| TEXT EXTRACT |

Fixed Income
Portfolio Managers comments
In September, the volatility in the financial markets increased due to concerns regarding the recovery in the global economy. In China, the problems continued for the real estate developer Evergrande, which is struggling with high leverage after many years of debt-financed growth. The company has defaulted on interest payments on its bank loans and there are rumors of an impending restructuring of the company. The whole situation is complicated by the fact that Evergrande has partly financed its business through savings products aimed at private investors and by the fact that many private individuals have made down payments on apartments that now cannot be completed. To avoid social unrest, the assessment is that there will be some form of state-led solution where international investors will be forced to bear a larger share of the financial burden in order to protect private investors and consumers. From a market perspective, the big question is what kind of contagion effects a possible bankruptcy for Evergrande could cause, but at present the general perception seems to be that the authorities can manage a restructuring without major consequences for the financial system.
Electricity-, oil- and gas prices rose sharply during the month, partly as a result of higher demand, supply disruptions after Hurricane Ida and the transition to renewable energy sources creating greater unpredictability in energy production. The rise in energy prices is also causing inflationary pressure, and although the higher inflation may be of a temporary nature, there is some concern that a higher inflation rate will remain. The shortage of industrial components, such as semiconductors, continues to create problems for many companies while freight prices remain at high levels. All in all, this is dampening economic activity and is a source of concern. The United States is entering a new fiscal year on October 1, and at the last minute, American politicians decided on a temporary financing of government finances until December 3. However, the problems remain for President Biden and the White House as they have not yet been able to get their infrastructure- and welfare programmes approved by Congress.

| GIVEN REQUEST A |
Reproduce the rows word for word, from the one containing "page-edge-shadow (1145, 0, 1163, 1600)" through the one containing "proceedings-line: Diligencias de", including both.
The rows that come after the fixed income commentary are unrelated to it.

| Bounding box annotations |
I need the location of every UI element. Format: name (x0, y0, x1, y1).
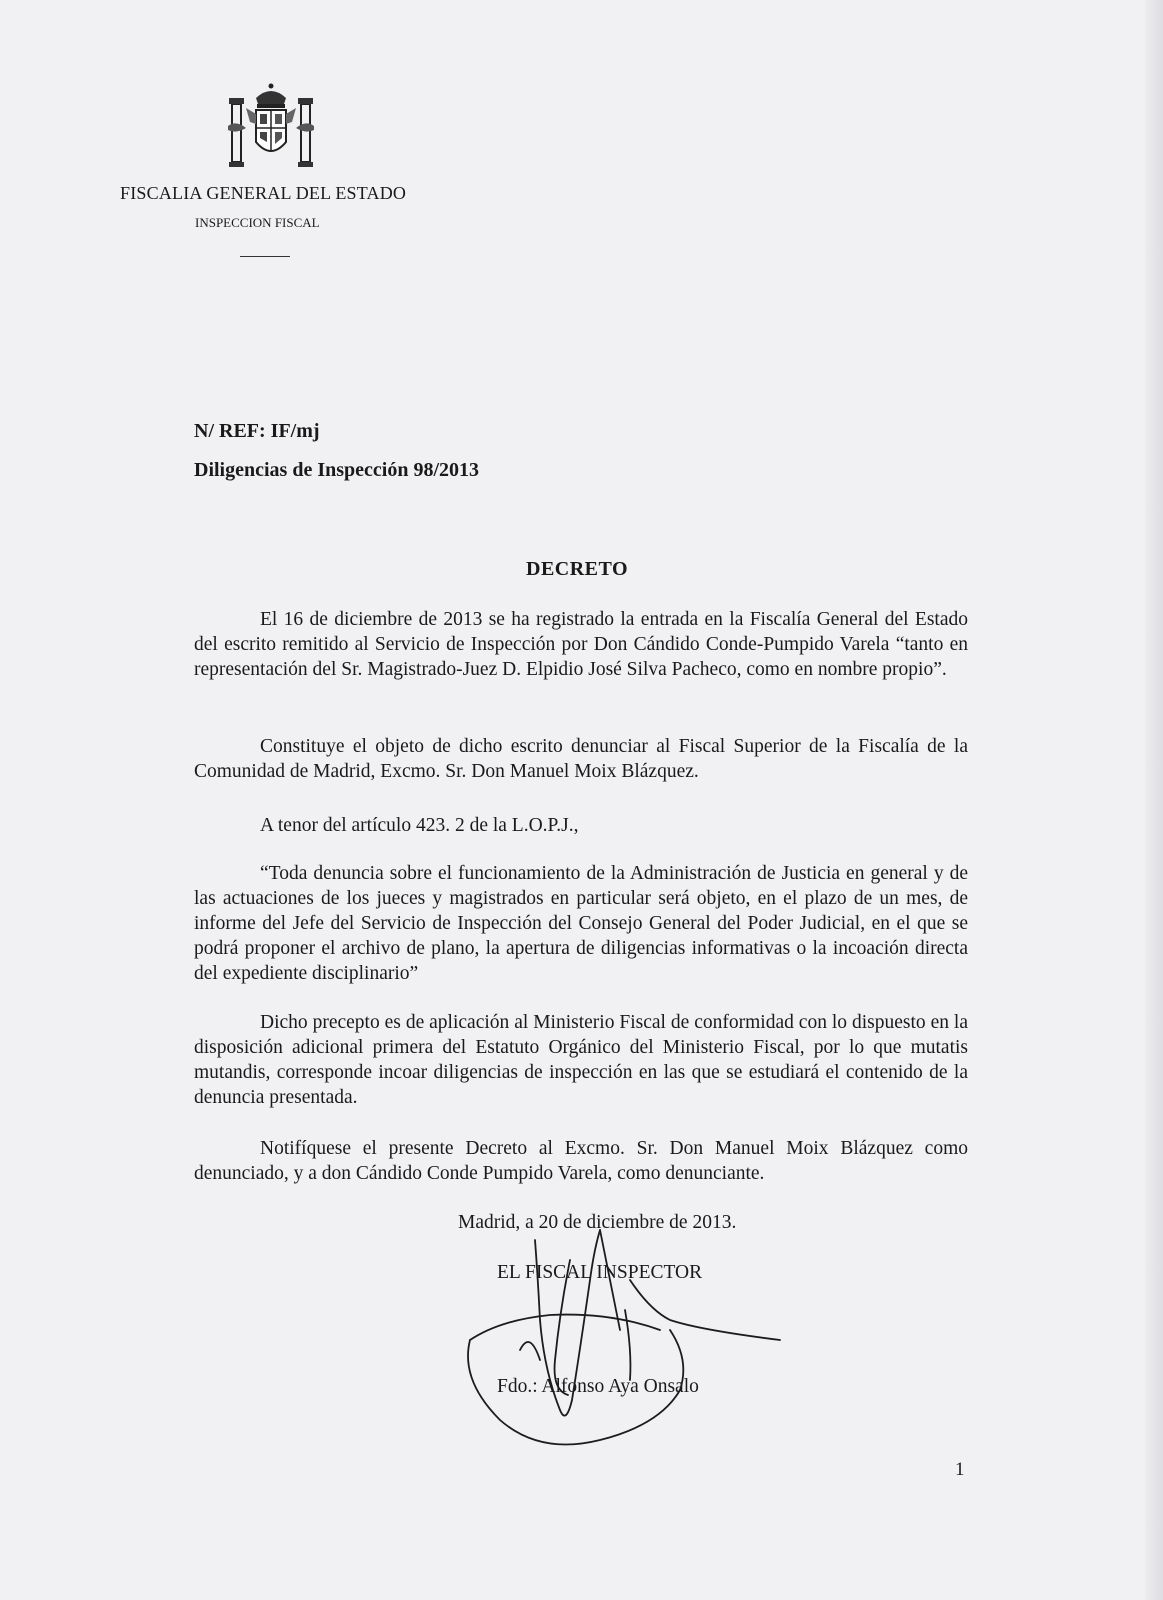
page-edge-shadow (1145, 0, 1163, 1600)
paragraph-text: A tenor del artículo 423. 2 de la L.O.P.J., (260, 815, 579, 836)
reference-line: N/ REF: IF/mj (194, 420, 320, 442)
signer-name: Fdo.: Alfonso Aya Onsalo (497, 1376, 699, 1397)
signature-icon (460, 1220, 810, 1450)
paragraph-text: “Toda denuncia sobre el funcionamiento de la Administración de Justicia en general y de las actuaciones de los jueces y magistrados en particular será objeto, en el plazo de un mes, de informe del Jefe del Servicio de Inspección del Consejo General del Poder Judicial, en el que se podrá proponer el archivo de plano, la apertura de diligencias informativas o la incoación directa del expediente disciplinario” (194, 863, 968, 984)
paragraph-3 (194, 813, 968, 838)
page-number: 1 (955, 1459, 965, 1480)
paragraph-2 (194, 734, 968, 784)
header-divider (240, 256, 290, 257)
quoted-article (194, 861, 968, 986)
organization-name: FISCALIA GENERAL DEL ESTADO (120, 183, 407, 203)
paragraph-1 (194, 607, 968, 682)
paragraph-5 (194, 1010, 968, 1110)
document-title: DECRETO (526, 558, 629, 580)
paragraph-text: Dicho precepto es de aplicación al Ministerio Fiscal de conformidad con lo dispuesto en la disposición adicional primera del Estatuto Orgánico del Ministerio Fiscal, por lo que mutatis mutandis, corresponde incoar diligencias de inspección en las que se estudiará el contenido de la denuncia presentada. (194, 1012, 968, 1108)
signer-title: EL FISCAL INSPECTOR (497, 1262, 703, 1283)
proceedings-line: Diligencias de Inspección 98/2013 (194, 459, 480, 481)
coat-of-arms-icon (226, 80, 316, 170)
place-and-date: Madrid, a 20 de diciembre de 2013. (458, 1212, 737, 1233)
paragraph-text: Notifíquese el presente Decreto al Excmo. Sr. Don Manuel Moix Blázquez como denunciado, y a don Cándido Conde Pumpido Varela, como denunciante. (194, 1138, 968, 1184)
department-name: INSPECCION FISCAL (195, 215, 320, 230)
paragraph-text: El 16 de diciembre de 2013 se ha registrado la entrada en la Fiscalía General del Estado del escrito remitido al Servicio de Inspección por Don Cándido Conde-Pumpido Varela “tanto en representación del Sr. Magistrado-Juez D. Elpidio José Silva Pacheco, como en nombre propio”. (194, 609, 968, 680)
paragraph-6 (194, 1136, 968, 1186)
paragraph-text: Constituye el objeto de dicho escrito denunciar al Fiscal Superior de la Fiscalía de la Comunidad de Madrid, Excmo. Sr. Don Manuel Moix Blázquez. (194, 736, 968, 782)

| GIVEN REQUEST B |
Condense the paragraph of the fixed income commentary that begins "Electricity-, oil- and gas prices rose sharply" into a short bulleted list that keeps its main facts.

| COMPLETE ANSWER A |
page-edge-shadow (1145, 0, 1163, 1600)
paragraph-text: A tenor del artículo 423. 2 de la L.O.P.J., (260, 815, 579, 836)
reference-line: N/ REF: IF/mj (194, 420, 320, 442)
signer-name: Fdo.: Alfonso Aya Onsalo (497, 1376, 699, 1397)
signature-icon (460, 1220, 810, 1450)
paragraph-text: “Toda denuncia sobre el funcionamiento de la Administración de Justicia en general y de las actuaciones de los jueces y magistrados en particular será objeto, en el plazo de un mes, de informe del Jefe del Servicio de Inspección del Consejo General del Poder Judicial, en el que se podrá proponer el archivo de plano, la apertura de diligencias informativas o la incoación directa del expediente disciplinario” (194, 863, 968, 984)
paragraph-3 (194, 813, 968, 838)
page-number: 1 (955, 1459, 965, 1480)
paragraph-2 (194, 734, 968, 784)
header-divider (240, 256, 290, 257)
quoted-article (194, 861, 968, 986)
organization-name: FISCALIA GENERAL DEL ESTADO (120, 183, 407, 203)
paragraph-1 (194, 607, 968, 682)
paragraph-5 (194, 1010, 968, 1110)
document-title: DECRETO (526, 558, 629, 580)
paragraph-text: Dicho precepto es de aplicación al Ministerio Fiscal de conformidad con lo dispuesto en la disposición adicional primera del Estatuto Orgánico del Ministerio Fiscal, por lo que mutatis mutandis, corresponde incoar diligencias de inspección en las que se estudiará el contenido de la denuncia presentada. (194, 1012, 968, 1108)
signer-title: EL FISCAL INSPECTOR (497, 1262, 703, 1283)
proceedings-line: Diligencias de Inspección 98/2013 (194, 459, 480, 481)

| COMPLETE ANSWER B |
- Electricity, oil and gas prices rose sharply during the month. Causes included higher demand, supply disruptions after Hurricane Ida, and the shift to renewable energy making production less predictable.
- Higher energy prices are adding inflationary pressure. Inflation may be temporary, but there is some concern it will stay higher.
- Shortages of industrial components such as semiconductors are still causing problems, and freight prices remain high. Together these dampen economic activity.
- As the US entered a new fiscal year on October 1, politicians agreed at the last minute on temporary government financing until December 3.
- President Biden and the White House have not yet gotten their infrastructure and welfare programs approved by Congress.